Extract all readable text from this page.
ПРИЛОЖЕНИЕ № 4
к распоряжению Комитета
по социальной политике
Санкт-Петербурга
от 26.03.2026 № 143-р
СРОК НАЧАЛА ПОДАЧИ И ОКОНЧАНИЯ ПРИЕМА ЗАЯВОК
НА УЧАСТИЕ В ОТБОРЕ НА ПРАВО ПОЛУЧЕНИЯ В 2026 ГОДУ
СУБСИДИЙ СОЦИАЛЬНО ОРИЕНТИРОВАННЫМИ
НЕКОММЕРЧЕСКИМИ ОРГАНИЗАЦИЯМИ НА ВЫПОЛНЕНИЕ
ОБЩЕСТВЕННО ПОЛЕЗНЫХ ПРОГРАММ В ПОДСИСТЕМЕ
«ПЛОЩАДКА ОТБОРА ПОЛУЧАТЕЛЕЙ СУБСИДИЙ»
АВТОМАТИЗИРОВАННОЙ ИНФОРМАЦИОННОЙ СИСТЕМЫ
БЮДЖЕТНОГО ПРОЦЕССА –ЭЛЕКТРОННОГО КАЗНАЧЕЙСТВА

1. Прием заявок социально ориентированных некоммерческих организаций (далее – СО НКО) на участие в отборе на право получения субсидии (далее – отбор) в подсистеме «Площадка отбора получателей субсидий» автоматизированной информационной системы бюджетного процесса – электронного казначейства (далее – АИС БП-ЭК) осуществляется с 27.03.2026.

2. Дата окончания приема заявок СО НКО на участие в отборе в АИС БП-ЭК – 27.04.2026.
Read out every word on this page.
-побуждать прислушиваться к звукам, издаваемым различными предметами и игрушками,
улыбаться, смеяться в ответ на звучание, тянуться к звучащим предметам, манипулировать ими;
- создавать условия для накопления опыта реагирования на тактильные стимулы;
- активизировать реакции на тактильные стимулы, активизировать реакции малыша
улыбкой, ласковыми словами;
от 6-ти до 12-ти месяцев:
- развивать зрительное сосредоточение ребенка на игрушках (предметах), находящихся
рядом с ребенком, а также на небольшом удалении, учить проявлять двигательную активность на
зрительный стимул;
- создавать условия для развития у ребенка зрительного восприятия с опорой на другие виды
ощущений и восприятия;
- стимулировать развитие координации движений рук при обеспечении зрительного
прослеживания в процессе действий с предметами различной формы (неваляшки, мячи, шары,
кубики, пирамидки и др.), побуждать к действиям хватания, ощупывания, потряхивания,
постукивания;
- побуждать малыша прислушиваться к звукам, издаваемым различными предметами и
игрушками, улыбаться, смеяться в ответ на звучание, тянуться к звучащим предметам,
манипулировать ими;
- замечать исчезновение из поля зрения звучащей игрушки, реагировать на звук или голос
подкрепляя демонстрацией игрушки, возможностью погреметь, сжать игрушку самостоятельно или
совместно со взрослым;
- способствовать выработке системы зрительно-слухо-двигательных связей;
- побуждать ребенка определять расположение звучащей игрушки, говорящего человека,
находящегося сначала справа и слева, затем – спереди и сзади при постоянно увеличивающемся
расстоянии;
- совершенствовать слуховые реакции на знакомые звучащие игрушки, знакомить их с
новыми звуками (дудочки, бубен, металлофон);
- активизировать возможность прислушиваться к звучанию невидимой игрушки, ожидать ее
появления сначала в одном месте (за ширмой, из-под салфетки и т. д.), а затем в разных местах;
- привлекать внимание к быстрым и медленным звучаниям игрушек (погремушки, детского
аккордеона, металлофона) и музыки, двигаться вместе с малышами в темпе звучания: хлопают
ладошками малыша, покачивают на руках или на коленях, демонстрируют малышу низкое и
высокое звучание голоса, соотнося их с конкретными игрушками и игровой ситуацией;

::::::::::

Short problem:
Return each full line of the entries that contains the word "реакции".

Result for this exercise:
- активизировать реакции на тактильные стимулы, активизировать реакции малыша
- совершенствовать слуховые реакции на знакомые звучащие игрушки, знакомить их с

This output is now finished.